--- start of Extracted entries ---

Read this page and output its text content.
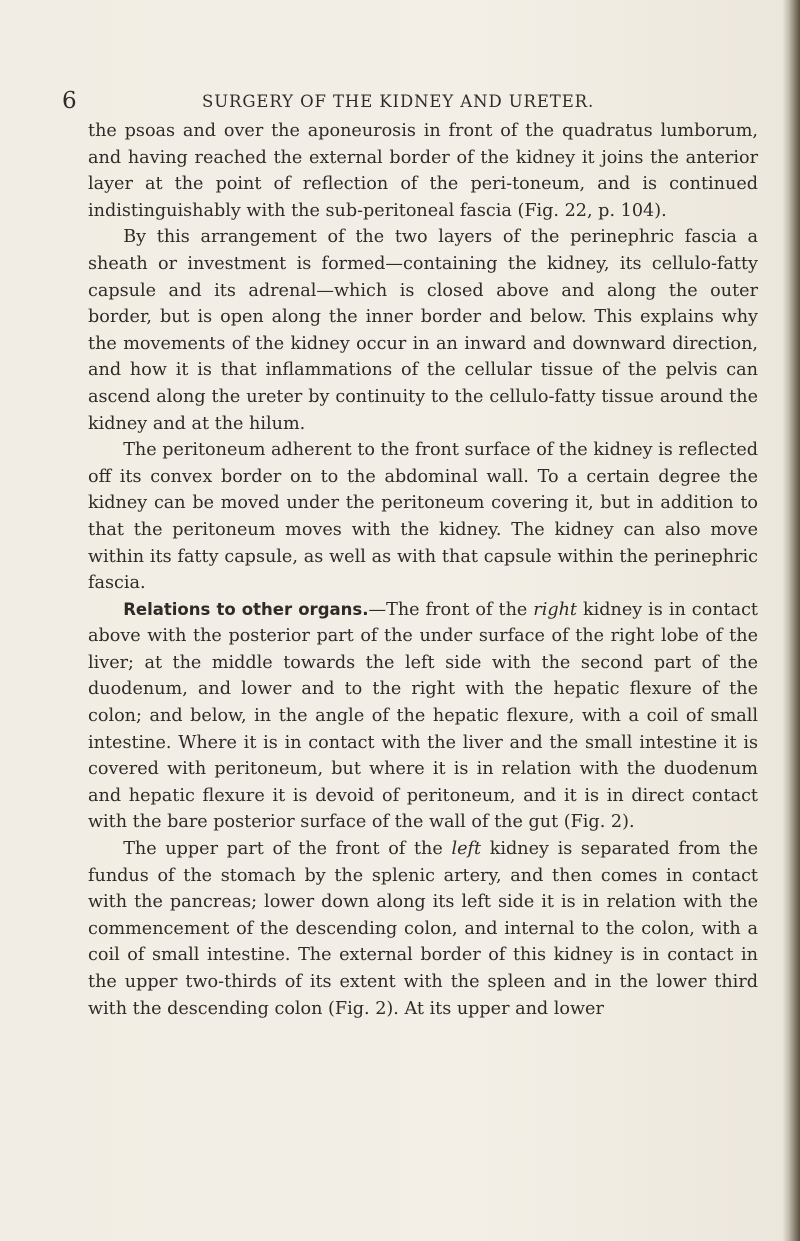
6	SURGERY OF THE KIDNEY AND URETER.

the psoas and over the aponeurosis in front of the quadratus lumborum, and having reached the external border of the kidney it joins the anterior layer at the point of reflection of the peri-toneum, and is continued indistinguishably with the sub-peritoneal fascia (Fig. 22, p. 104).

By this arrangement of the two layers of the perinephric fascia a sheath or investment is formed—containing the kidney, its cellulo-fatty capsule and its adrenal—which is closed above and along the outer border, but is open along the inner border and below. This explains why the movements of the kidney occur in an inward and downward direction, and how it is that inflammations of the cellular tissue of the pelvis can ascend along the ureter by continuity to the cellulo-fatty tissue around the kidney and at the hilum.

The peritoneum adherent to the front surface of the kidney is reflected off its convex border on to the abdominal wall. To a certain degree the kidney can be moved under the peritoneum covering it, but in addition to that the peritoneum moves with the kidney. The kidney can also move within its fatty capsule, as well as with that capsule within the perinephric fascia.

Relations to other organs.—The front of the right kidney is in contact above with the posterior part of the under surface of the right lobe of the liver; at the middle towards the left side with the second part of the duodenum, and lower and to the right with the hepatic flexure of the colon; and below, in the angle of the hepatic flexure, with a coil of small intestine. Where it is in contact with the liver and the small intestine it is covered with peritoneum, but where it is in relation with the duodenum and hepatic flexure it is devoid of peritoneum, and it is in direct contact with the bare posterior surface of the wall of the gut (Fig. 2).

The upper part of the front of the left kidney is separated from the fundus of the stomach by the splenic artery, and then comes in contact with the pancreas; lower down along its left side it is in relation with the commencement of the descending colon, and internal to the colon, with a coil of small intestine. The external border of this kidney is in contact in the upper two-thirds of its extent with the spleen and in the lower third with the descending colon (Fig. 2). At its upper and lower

--- end of Extracted entries ---
--- start of Extracted entries ---

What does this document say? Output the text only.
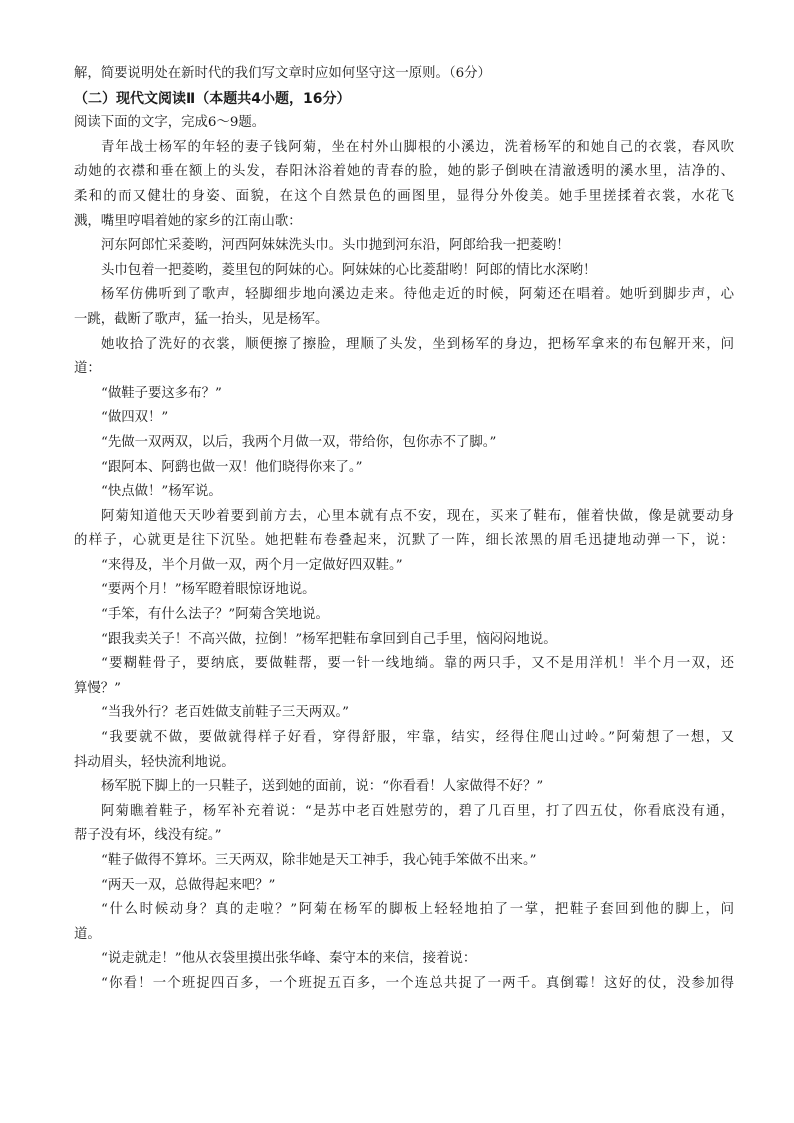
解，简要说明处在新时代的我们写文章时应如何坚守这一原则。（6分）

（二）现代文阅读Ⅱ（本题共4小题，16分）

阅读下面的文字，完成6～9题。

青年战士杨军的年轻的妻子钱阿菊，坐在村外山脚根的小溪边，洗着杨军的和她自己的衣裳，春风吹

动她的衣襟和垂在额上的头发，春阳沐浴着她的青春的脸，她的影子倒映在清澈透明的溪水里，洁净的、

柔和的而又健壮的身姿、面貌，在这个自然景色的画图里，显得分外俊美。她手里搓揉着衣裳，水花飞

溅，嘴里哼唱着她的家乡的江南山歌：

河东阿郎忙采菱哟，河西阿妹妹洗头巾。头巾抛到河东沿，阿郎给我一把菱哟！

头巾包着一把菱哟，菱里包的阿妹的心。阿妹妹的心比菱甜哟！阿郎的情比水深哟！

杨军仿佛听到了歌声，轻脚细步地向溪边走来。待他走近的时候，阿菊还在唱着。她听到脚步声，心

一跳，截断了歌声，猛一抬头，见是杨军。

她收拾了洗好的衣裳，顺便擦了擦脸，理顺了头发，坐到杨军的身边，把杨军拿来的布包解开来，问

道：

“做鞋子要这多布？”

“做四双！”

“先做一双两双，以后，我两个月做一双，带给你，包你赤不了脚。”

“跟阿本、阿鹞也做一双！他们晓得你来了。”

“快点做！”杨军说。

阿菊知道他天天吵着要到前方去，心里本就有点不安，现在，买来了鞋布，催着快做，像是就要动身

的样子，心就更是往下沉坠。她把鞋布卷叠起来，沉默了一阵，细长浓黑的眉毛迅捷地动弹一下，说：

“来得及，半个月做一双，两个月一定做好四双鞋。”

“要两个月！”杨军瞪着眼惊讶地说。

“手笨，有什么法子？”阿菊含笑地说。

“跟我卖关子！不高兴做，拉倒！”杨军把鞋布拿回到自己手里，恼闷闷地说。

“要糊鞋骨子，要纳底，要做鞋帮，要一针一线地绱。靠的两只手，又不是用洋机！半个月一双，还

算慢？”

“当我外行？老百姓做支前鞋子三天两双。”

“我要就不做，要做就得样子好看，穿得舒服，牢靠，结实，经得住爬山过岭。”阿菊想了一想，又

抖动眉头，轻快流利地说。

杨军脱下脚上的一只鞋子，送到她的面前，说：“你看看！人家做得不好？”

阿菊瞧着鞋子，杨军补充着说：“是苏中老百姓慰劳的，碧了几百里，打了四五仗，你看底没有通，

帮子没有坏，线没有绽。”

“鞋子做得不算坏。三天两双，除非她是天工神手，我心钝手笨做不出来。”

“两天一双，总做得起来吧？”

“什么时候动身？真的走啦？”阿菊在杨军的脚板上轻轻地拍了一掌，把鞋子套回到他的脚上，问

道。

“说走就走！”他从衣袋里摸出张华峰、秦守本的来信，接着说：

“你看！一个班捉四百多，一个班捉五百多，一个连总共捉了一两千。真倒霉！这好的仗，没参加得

--- end of Extracted entries ---

Instructions for the task :: Working from the listing above, pick out every line that has "capsule" and copy it.

Task answer ::
By this arrangement of the two layers of the perinephric fascia a sheath or investment is formed—containing the kidney, its cellulo-fatty capsule and its adrenal—which is closed above and along the outer border, but is open along the inner border and below. This explains why the movements of the kidney occur in an inward and downward direction, and how it is that inflammations of the cellular tissue of the pelvis can ascend along the ureter by continuity to the cellulo-fatty tissue around the kidney and at the hilum.
The peritoneum adherent to the front surface of the kidney is reflected off its convex border on to the abdominal wall. To a certain degree the kidney can be moved under the peritoneum covering it, but in addition to that the peritoneum moves with the kidney. The kidney can also move within its fatty capsule, as well as with that capsule within the perinephric fascia.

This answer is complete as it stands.